[Records excerpted from a collection]
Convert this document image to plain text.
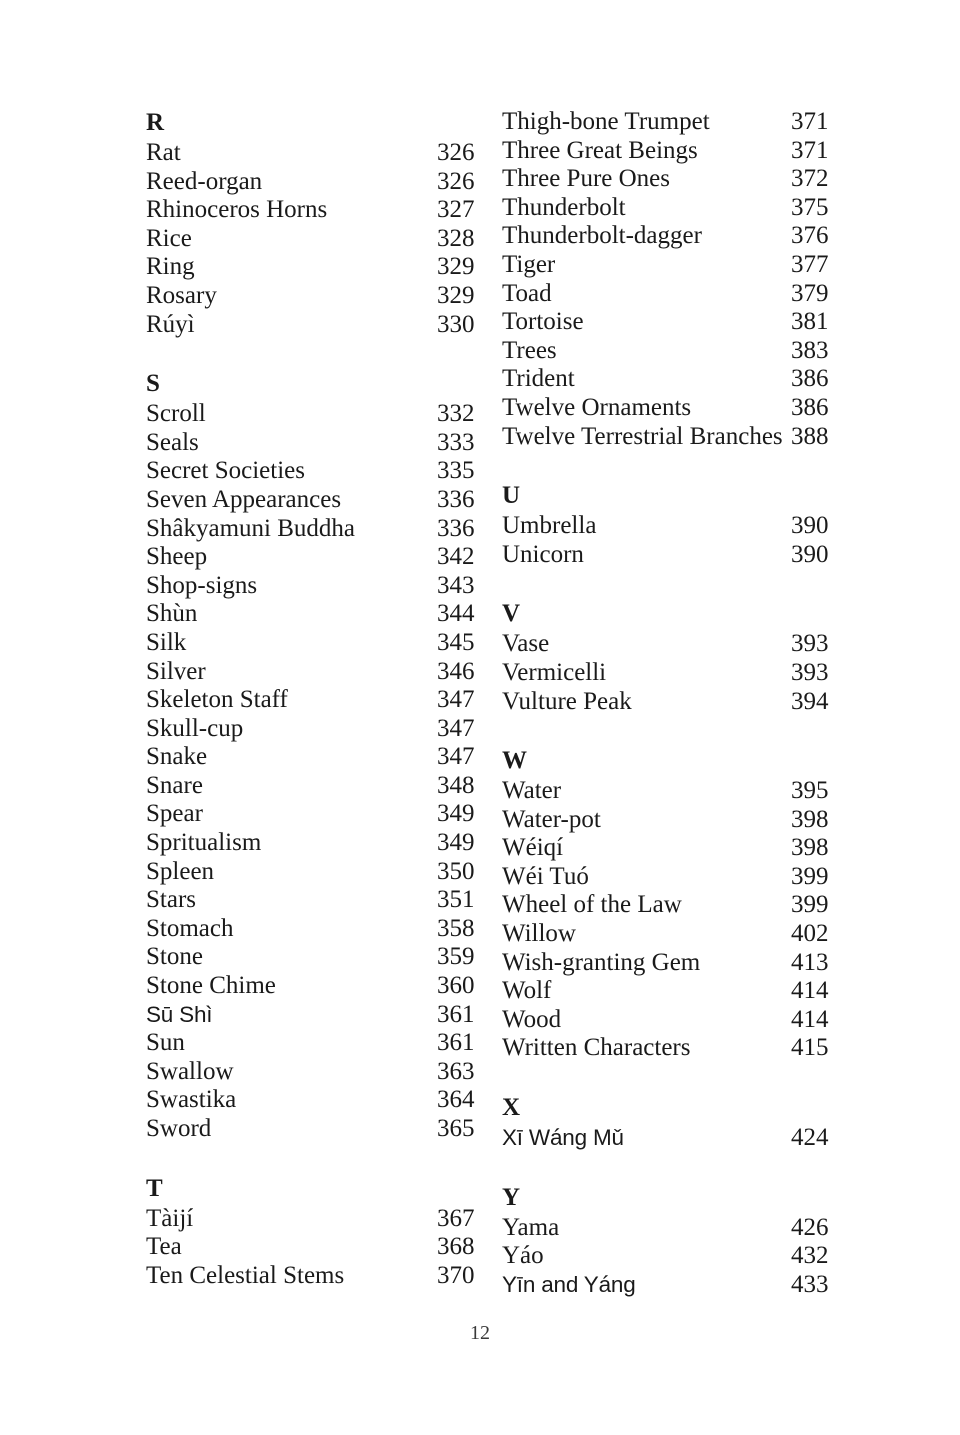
R
Rat	326
Reed-organ	326
Rhinoceros Horns	327
Rice	328
Ring	329
Rosary	329
Rúyì	330
S
Scroll	332
Seals	333
Secret Societies	335
Seven Appearances	336
Shâkyamuni Buddha	336
Sheep	342
Shop-signs	343
Shùn	344
Silk	345
Silver	346
Skeleton Staff	347
Skull-cup	347
Snake	347
Snare	348
Spear	349
Spritualism	349
Spleen	350
Stars	351
Stomach	358
Stone	359
Stone Chime	360
Sū Shì	361
Sun	361
Swallow	363
Swastika	364
Sword	365
T
Tàijí	367
Tea	368
Ten Celestial Stems	370
Thigh-bone Trumpet	371
Three Great Beings	371
Three Pure Ones	372
Thunderbolt	375
Thunderbolt-dagger	376
Tiger	377
Toad	379
Tortoise	381
Trees	383
Trident	386
Twelve Ornaments	386
Twelve Terrestrial Branches 388
U
Umbrella	390
Unicorn	390
V
Vase	393
Vermicelli	393
Vulture Peak	394
W
Water	395
Water-pot	398
Wéiqí	398
Wéi Tuó	399
Wheel of the Law	399
Willow	402
Wish-granting Gem	413
Wolf	414
Wood	414
Written Characters	415
X
Xī Wáng Mǔ	424
Y
Yama	426
Yáo	432
Yīn and Yáng	433
12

**Problem to solve**
Go through the data and count each line that has the word "Thunderbolt", then give the total alone.

**Correct response**
2